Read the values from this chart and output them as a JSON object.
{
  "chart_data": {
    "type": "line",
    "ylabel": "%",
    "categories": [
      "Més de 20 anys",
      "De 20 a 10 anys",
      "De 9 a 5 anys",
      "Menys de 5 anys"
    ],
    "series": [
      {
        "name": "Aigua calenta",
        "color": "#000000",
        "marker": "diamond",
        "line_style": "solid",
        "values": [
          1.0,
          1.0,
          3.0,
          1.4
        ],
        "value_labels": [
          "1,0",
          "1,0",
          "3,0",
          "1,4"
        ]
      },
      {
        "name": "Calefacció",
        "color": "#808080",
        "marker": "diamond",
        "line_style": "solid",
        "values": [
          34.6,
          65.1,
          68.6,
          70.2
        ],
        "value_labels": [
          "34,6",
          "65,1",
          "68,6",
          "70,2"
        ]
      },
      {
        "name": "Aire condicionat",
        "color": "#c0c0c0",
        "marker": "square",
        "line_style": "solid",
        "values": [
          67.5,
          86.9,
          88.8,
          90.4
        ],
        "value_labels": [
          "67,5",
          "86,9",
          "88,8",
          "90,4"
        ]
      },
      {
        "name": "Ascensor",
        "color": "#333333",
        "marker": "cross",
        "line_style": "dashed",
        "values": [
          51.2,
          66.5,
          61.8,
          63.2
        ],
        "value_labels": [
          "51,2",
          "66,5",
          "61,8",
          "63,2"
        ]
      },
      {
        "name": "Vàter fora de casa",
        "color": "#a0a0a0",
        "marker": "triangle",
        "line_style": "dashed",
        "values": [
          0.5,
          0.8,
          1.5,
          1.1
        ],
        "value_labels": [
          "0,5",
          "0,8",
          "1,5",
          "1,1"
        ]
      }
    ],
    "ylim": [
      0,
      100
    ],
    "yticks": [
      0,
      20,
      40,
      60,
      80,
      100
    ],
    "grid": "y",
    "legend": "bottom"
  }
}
__________________________________________________
**WRITTEN PROBLEM:**
Which lines above contain "anys"? Show each of them.

**EXERCISE OUTPUT:**
      "Més de 20 anys",
      "De 20 a 10 anys",
      "De 9 a 5 anys",
      "Menys de 5 anys"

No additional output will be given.